[BEGIN Information given]

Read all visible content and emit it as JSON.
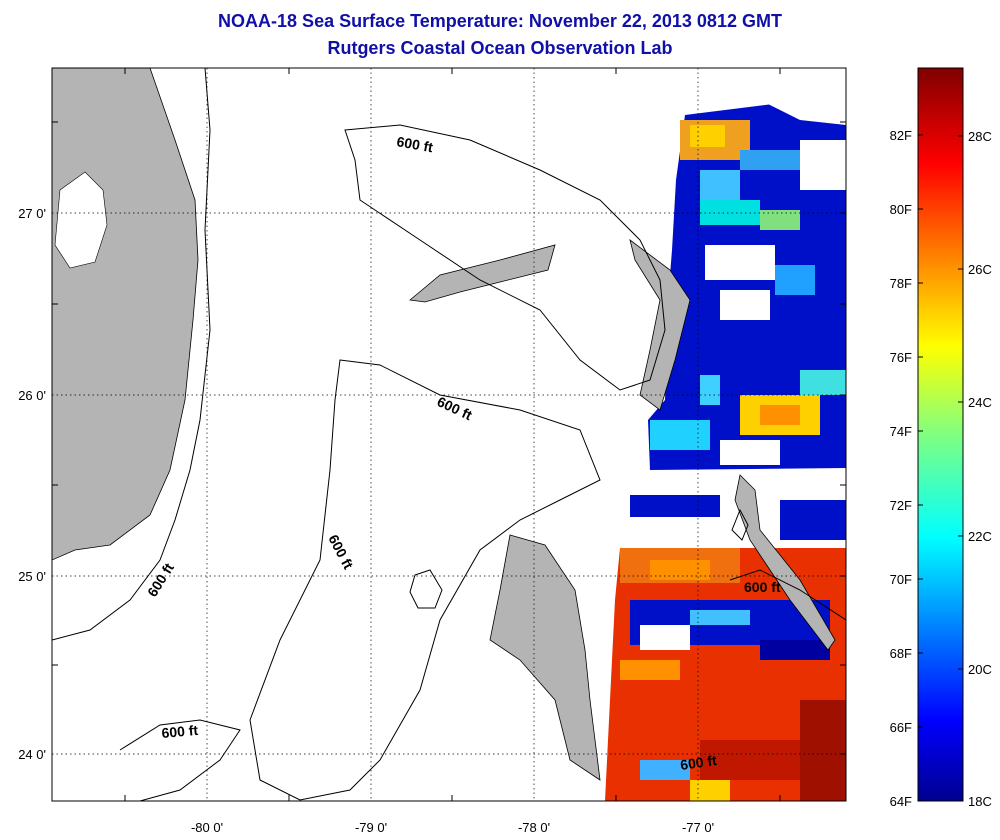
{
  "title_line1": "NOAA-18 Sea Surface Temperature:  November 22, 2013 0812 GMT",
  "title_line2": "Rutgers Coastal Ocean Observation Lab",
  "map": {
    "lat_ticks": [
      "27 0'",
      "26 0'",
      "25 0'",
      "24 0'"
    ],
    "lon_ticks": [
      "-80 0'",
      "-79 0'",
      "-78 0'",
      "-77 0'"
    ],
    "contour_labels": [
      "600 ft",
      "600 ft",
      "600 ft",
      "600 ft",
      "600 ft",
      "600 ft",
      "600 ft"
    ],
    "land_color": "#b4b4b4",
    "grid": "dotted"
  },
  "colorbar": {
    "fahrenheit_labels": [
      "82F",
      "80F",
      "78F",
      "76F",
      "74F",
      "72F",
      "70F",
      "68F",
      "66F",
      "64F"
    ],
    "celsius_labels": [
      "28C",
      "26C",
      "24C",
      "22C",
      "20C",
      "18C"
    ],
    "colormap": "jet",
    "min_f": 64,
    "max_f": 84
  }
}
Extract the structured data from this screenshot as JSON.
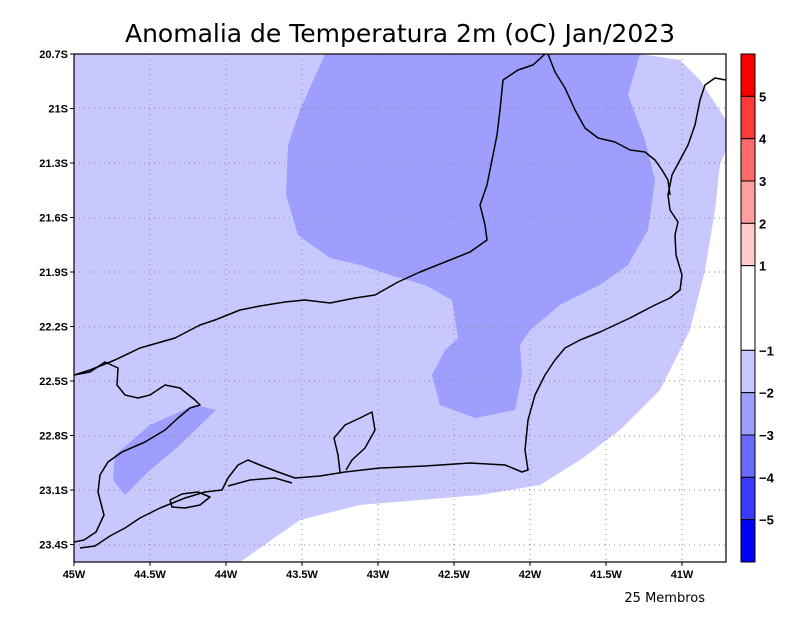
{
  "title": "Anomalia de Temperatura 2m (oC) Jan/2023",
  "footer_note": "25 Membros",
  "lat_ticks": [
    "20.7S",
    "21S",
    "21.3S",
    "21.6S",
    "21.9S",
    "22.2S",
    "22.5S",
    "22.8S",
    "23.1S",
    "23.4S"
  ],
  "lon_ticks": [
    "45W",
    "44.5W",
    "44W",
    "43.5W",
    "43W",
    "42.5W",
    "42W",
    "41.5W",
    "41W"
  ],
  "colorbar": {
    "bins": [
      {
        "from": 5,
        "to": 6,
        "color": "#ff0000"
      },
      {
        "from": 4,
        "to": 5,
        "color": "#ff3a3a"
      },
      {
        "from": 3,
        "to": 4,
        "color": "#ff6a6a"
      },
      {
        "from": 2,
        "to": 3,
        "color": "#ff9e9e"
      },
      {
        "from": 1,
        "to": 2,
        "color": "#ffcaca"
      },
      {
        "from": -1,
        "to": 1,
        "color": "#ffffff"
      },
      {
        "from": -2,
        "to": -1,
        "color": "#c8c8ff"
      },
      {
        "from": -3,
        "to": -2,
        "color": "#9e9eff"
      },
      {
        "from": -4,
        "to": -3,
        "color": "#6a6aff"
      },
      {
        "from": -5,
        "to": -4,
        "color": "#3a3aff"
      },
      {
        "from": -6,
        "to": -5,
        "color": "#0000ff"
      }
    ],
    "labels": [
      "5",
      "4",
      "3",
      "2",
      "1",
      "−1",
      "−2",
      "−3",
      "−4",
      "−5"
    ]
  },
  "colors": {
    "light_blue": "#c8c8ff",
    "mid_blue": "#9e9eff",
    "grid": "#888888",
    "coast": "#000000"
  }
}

[END Information given]

◆ **Your objective**
Count how many lines include the string "from". Nothing but the number is needed.

◆ **Task result**
12